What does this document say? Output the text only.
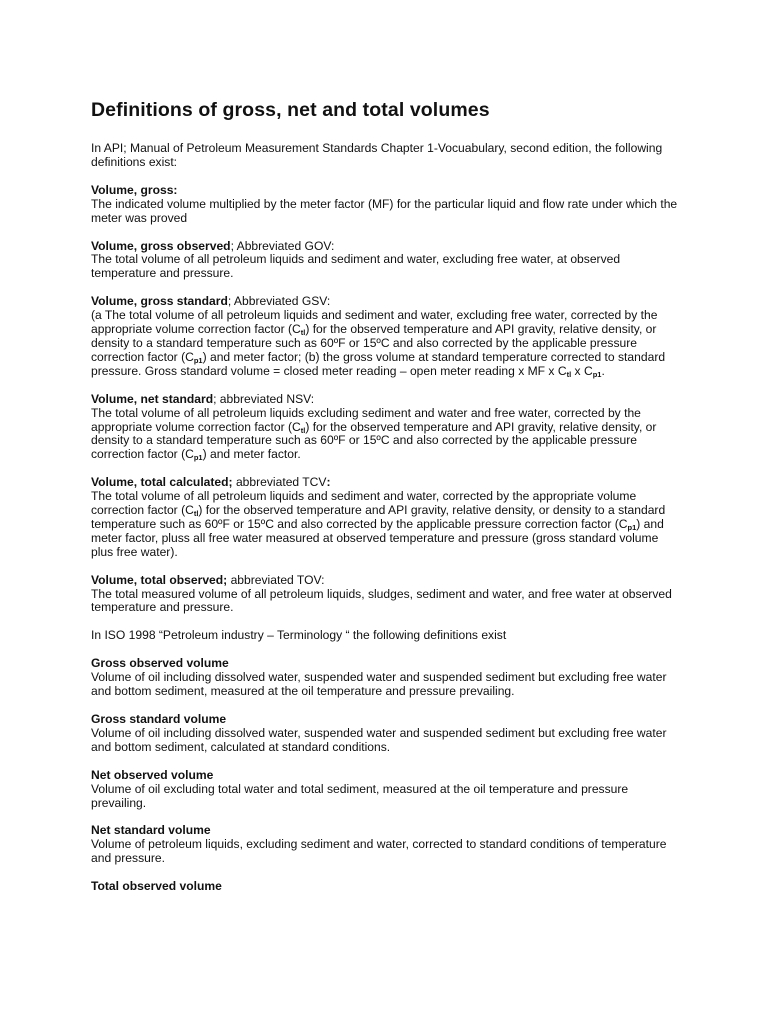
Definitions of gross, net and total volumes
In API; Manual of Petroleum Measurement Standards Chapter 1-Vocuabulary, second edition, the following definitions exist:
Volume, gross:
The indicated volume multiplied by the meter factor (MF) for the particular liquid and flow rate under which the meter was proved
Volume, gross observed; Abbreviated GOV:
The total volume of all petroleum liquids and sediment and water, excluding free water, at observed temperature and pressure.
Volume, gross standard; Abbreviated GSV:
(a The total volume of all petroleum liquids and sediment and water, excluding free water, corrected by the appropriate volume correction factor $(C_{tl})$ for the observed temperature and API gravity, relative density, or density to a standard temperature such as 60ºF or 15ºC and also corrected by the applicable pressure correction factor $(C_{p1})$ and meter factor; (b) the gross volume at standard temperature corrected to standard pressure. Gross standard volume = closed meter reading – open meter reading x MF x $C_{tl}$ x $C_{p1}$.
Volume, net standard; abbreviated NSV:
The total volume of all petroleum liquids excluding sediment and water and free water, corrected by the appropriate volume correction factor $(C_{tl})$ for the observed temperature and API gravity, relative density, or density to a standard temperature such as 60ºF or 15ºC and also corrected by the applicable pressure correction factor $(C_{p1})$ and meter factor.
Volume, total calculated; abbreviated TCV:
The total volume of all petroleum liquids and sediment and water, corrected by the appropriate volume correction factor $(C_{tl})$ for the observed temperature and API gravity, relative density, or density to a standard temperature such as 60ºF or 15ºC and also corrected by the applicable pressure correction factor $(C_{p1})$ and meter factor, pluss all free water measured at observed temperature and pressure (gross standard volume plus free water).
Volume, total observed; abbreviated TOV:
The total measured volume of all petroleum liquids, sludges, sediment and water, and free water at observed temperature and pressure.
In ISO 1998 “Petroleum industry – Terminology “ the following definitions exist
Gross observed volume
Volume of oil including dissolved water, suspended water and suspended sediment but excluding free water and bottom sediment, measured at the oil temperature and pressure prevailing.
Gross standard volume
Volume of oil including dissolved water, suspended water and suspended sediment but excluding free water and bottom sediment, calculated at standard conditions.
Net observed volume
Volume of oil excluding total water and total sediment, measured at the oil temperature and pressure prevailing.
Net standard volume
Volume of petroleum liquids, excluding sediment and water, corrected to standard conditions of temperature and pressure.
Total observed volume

...

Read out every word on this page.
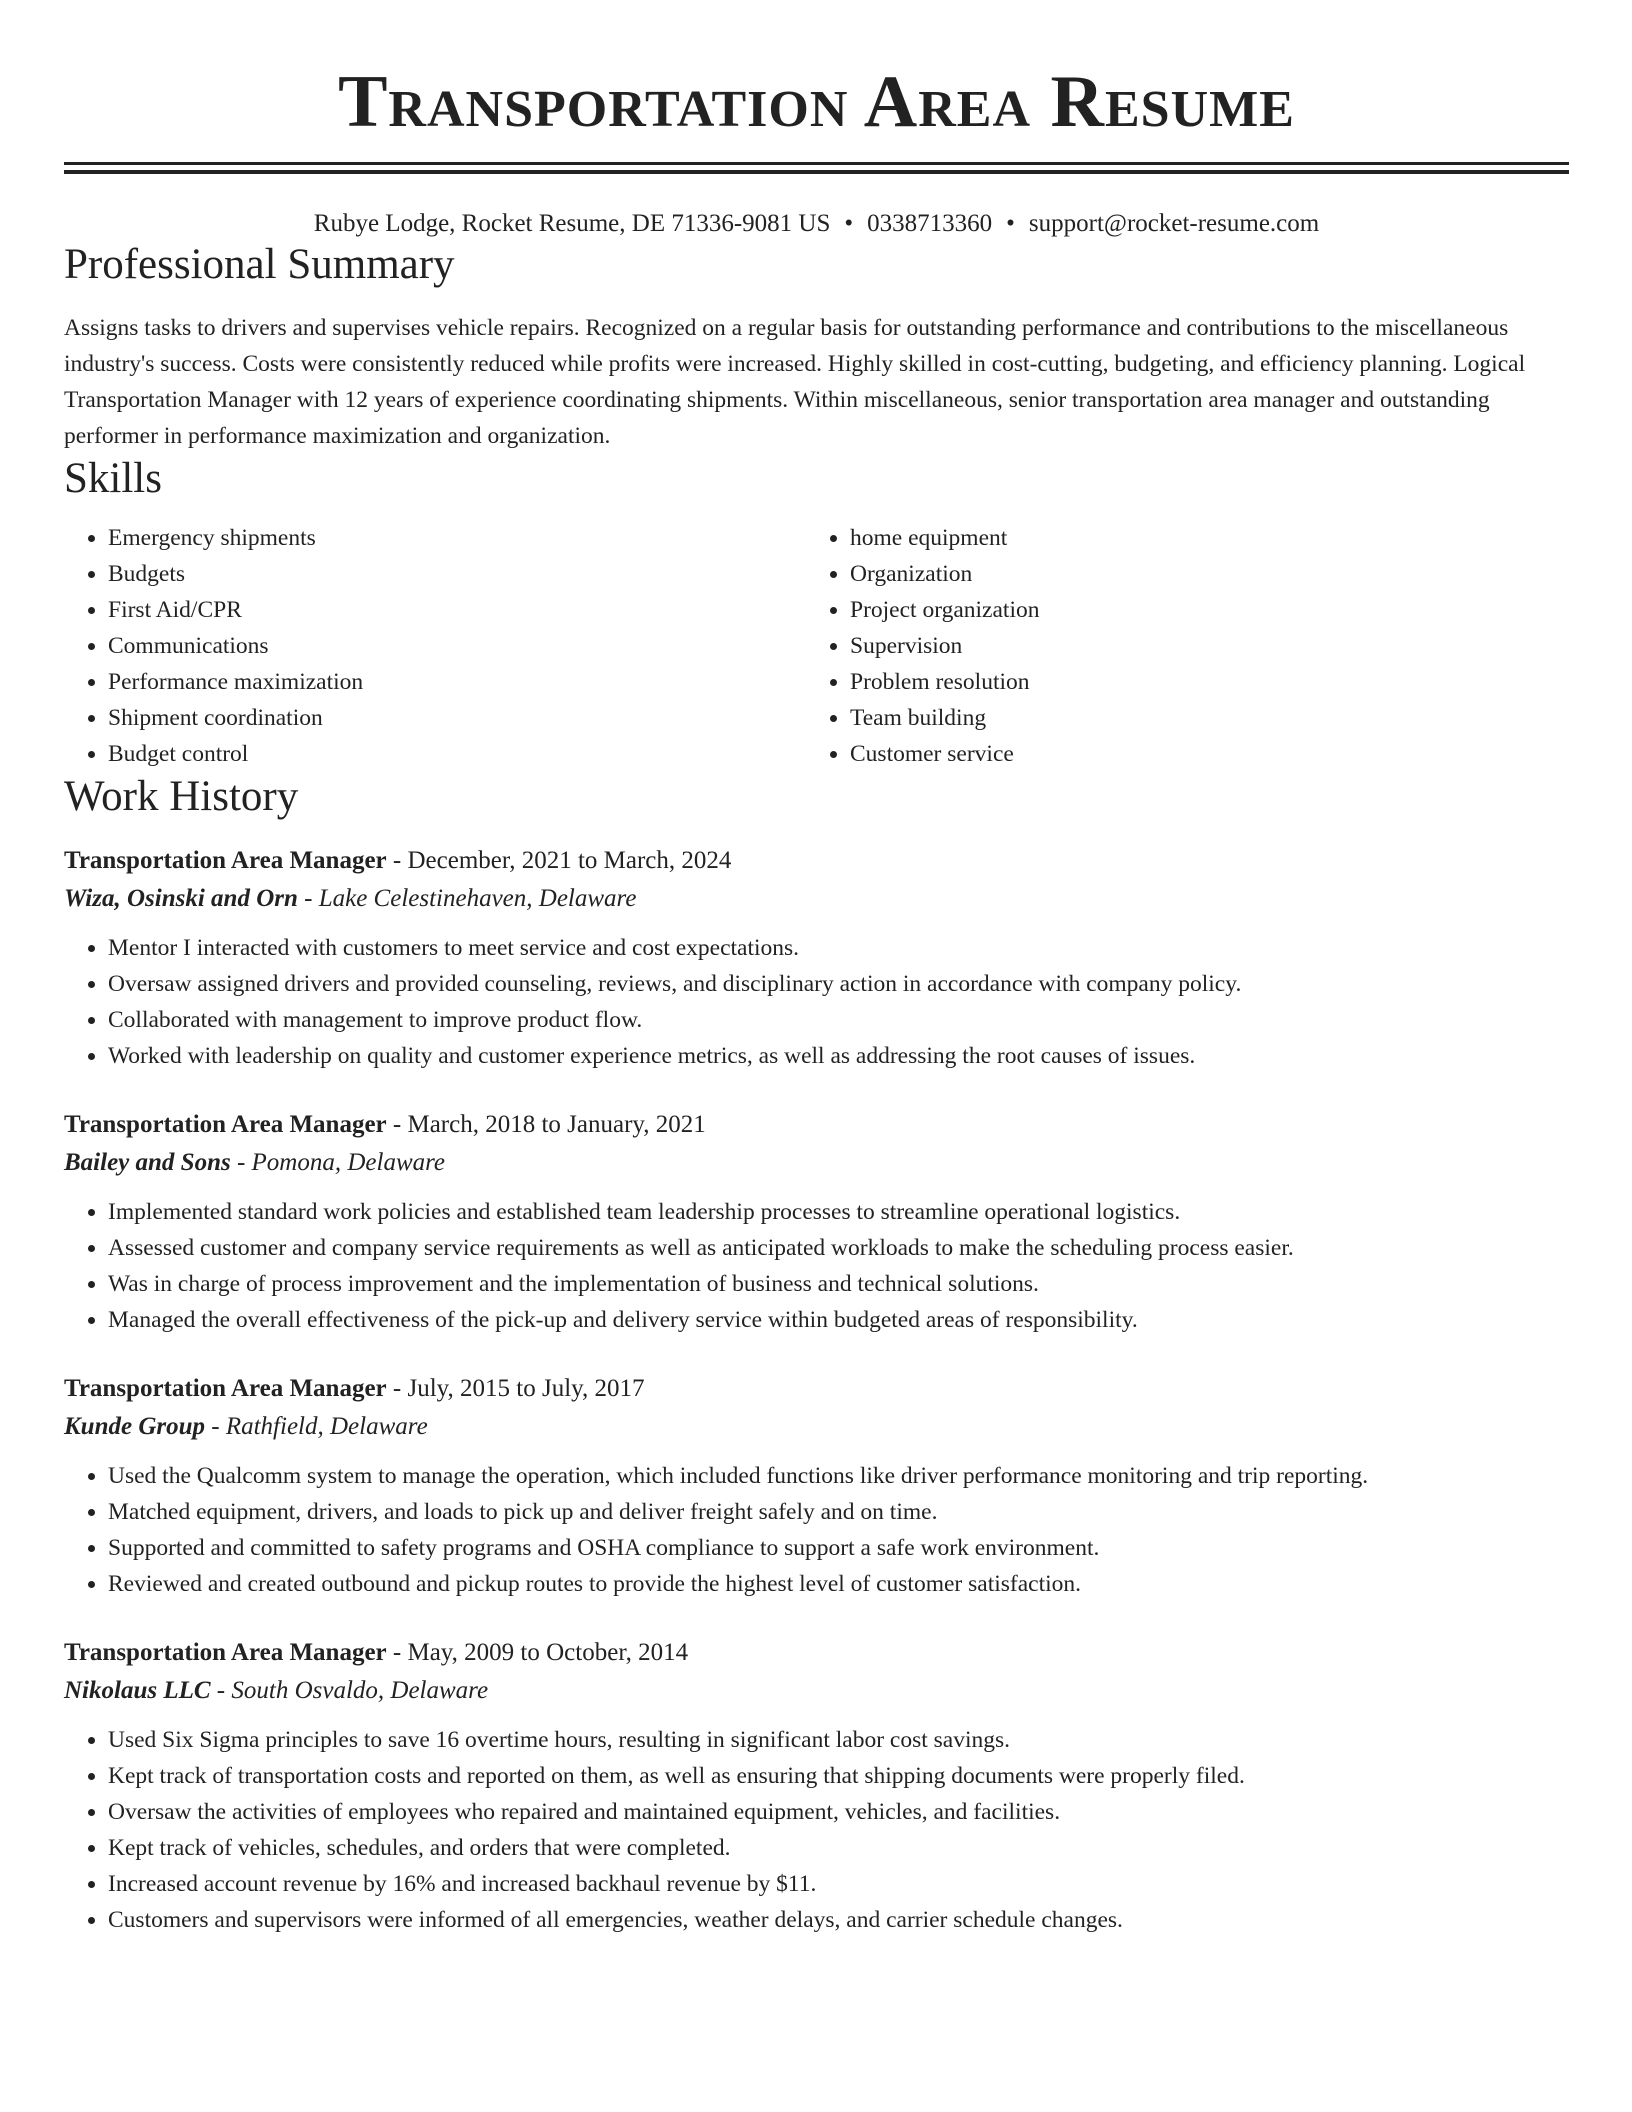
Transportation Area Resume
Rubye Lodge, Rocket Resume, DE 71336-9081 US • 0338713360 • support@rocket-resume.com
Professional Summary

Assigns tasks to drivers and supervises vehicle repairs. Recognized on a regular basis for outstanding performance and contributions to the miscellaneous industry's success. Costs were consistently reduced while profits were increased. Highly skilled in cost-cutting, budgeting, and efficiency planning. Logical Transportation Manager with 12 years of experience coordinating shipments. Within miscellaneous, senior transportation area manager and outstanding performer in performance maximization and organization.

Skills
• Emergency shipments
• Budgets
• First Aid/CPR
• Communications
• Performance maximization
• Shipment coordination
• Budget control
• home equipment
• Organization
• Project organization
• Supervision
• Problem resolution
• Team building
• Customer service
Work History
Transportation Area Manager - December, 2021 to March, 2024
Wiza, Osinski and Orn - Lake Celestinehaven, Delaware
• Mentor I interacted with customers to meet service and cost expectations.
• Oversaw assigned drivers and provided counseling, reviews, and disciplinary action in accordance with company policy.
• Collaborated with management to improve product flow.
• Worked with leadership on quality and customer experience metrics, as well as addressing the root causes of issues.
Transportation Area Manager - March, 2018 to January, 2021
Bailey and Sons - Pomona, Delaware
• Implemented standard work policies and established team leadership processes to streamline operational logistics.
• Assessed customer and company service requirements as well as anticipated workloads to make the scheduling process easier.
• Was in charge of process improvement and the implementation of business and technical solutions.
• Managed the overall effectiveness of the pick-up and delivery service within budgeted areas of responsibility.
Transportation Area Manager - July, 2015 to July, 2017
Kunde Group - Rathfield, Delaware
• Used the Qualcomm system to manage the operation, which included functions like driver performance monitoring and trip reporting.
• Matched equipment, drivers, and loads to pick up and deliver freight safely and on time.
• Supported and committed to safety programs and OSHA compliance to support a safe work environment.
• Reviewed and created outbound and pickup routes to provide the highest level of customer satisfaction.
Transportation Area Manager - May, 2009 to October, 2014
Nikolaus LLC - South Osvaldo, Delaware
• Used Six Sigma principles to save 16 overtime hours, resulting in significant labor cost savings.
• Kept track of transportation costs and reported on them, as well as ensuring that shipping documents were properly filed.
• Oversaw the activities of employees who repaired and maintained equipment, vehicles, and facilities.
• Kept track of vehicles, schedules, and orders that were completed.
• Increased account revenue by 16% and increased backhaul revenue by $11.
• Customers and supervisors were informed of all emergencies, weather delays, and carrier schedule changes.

* [Problem to work on]
In the entries above, how many lines hold the word "that"? State the number and nothing else.

* [Finished task]
2